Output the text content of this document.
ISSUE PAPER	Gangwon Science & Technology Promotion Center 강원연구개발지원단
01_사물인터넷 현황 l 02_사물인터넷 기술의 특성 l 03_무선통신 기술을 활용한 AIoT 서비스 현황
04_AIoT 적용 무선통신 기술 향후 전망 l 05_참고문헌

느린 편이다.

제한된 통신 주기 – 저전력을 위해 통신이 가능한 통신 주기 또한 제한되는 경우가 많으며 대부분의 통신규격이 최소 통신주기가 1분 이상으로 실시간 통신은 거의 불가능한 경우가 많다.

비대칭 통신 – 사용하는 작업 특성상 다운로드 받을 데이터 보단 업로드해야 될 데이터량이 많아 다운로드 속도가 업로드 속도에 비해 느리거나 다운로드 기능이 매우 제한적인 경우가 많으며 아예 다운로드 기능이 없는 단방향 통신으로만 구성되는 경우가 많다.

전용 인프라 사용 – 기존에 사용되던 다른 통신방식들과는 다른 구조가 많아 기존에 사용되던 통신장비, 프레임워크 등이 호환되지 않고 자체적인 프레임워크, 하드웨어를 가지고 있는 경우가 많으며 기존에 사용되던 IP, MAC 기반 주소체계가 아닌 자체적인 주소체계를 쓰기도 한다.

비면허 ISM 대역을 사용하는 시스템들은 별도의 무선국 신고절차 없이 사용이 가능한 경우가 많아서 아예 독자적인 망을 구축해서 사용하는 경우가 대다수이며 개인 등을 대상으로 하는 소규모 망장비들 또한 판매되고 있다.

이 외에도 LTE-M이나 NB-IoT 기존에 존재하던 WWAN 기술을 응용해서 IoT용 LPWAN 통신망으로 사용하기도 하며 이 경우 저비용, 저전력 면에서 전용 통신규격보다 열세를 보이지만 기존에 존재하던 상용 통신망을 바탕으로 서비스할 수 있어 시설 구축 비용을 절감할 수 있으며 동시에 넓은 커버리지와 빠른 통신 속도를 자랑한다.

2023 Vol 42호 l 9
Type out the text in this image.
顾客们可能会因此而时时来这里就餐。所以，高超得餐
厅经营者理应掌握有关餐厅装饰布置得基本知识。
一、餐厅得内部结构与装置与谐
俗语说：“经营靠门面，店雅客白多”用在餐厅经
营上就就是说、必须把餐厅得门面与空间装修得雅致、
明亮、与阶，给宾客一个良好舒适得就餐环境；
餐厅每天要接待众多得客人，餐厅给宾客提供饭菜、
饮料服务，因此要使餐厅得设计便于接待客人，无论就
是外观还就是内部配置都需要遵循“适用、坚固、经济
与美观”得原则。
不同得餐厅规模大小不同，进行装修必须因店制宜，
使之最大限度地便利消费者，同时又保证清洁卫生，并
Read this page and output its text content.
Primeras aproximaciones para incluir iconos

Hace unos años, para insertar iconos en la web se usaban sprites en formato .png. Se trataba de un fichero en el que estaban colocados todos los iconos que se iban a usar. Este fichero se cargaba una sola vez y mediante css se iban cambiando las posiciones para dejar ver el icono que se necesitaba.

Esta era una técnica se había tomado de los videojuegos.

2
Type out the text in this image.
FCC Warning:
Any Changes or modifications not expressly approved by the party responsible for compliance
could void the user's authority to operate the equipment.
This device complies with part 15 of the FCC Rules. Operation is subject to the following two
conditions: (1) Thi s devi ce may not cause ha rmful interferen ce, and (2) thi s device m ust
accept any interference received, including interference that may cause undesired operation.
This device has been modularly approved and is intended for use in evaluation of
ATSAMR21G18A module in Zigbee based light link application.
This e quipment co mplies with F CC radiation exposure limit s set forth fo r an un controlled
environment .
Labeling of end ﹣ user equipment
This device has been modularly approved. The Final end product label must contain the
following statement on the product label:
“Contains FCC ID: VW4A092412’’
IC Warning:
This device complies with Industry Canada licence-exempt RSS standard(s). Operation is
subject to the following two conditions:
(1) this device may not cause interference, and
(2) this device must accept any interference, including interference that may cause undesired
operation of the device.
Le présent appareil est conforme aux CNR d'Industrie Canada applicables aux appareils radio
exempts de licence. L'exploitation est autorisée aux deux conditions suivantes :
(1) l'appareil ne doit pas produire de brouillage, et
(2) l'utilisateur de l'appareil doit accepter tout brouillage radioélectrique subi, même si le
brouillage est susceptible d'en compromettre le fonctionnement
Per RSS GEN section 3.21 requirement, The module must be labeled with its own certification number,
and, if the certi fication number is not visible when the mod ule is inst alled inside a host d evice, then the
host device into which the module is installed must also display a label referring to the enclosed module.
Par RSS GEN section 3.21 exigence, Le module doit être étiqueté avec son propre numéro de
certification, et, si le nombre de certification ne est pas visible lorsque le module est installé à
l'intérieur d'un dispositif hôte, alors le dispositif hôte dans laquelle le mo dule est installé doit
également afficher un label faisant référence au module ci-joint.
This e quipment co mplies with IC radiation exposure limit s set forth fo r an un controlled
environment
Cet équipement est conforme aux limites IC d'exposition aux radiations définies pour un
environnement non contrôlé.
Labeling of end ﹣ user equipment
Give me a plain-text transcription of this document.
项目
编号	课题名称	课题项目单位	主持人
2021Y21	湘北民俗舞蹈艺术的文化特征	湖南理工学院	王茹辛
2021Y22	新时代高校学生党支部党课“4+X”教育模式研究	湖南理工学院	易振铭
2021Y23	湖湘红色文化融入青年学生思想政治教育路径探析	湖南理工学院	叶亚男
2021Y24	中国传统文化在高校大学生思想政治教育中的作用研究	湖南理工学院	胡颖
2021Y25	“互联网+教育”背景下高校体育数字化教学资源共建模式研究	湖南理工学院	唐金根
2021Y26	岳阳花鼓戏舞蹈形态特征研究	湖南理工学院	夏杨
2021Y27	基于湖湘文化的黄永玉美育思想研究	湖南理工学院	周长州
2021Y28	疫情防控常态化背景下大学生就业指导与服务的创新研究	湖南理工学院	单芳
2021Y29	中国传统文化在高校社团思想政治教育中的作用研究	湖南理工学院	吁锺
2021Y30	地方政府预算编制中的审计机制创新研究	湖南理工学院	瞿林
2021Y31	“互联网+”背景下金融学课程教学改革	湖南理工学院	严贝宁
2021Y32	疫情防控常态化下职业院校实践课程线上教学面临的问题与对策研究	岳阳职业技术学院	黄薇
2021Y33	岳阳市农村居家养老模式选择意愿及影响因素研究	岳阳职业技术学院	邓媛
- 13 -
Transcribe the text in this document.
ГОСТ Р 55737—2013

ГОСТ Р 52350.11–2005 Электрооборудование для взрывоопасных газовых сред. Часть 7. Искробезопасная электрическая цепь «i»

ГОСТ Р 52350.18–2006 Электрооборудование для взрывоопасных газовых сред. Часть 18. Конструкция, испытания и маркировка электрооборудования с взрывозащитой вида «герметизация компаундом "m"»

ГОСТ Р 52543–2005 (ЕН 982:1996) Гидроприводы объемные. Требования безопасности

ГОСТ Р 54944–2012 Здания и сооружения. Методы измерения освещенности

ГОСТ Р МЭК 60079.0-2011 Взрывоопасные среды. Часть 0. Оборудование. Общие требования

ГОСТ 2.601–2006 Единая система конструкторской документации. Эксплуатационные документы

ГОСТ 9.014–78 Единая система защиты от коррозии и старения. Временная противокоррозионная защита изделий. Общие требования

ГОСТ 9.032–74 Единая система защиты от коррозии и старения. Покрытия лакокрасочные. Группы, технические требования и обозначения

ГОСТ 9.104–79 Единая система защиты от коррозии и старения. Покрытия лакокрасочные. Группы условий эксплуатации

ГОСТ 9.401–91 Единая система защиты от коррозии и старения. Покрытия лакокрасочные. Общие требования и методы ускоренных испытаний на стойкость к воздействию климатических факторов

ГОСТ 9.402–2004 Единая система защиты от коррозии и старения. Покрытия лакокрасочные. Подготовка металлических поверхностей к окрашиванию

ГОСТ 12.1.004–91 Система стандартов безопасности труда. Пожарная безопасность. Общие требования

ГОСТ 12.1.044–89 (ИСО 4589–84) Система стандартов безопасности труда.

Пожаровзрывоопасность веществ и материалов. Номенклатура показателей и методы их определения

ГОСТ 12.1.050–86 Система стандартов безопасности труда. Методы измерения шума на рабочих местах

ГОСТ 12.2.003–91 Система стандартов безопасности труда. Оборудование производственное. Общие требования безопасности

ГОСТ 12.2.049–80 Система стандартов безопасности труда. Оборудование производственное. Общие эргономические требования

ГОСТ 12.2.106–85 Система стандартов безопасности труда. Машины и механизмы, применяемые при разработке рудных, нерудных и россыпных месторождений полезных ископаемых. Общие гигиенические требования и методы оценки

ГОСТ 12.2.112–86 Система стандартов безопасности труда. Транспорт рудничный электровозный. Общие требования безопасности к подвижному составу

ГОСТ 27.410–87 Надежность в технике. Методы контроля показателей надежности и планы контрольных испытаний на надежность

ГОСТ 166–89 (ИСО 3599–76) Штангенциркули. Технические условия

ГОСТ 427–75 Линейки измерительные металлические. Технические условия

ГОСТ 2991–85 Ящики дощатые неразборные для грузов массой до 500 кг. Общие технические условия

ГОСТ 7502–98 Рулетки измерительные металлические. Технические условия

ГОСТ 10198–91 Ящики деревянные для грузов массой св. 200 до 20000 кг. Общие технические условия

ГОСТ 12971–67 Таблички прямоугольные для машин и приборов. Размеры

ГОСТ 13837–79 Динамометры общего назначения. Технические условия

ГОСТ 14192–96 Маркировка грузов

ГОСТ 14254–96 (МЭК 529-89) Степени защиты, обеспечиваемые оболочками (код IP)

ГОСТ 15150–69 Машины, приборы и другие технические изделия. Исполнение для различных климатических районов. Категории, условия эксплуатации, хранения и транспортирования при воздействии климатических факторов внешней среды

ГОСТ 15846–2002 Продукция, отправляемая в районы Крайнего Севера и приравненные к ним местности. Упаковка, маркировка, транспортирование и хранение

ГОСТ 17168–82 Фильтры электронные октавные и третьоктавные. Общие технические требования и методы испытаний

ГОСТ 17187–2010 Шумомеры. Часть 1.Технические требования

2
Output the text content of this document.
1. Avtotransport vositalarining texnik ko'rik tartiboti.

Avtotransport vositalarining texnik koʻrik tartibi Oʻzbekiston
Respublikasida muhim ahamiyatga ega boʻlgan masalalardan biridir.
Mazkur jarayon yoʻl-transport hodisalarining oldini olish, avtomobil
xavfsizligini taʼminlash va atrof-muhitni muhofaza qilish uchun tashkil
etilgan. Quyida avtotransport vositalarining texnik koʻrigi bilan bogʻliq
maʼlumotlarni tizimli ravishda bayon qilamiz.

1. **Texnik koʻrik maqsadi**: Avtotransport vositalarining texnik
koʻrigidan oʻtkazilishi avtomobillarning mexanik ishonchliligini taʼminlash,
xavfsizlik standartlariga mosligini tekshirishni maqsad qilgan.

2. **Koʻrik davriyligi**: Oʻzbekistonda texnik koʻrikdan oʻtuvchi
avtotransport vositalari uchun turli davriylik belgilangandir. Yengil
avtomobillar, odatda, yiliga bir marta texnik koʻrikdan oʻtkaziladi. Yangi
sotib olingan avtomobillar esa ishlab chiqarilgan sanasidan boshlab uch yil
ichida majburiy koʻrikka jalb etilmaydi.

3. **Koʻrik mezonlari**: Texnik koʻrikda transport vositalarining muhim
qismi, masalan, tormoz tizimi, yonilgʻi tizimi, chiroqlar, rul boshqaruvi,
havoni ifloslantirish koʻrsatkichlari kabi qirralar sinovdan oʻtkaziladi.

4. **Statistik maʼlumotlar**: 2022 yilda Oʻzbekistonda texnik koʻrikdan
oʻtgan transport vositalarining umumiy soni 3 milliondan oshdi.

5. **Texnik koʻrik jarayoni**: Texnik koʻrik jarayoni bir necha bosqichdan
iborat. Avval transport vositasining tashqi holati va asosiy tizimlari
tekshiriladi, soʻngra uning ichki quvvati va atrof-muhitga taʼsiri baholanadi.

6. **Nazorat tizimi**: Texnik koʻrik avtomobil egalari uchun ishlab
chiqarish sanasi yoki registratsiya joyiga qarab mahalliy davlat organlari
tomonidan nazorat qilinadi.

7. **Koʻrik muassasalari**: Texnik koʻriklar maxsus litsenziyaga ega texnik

━━━━━━━━━━

Task to complete: From the records above, pull out each line that has "subject".

Task response:
This device complies with part 15 of the FCC Rules. Operation is subject to the following two
subject to the following two conditions:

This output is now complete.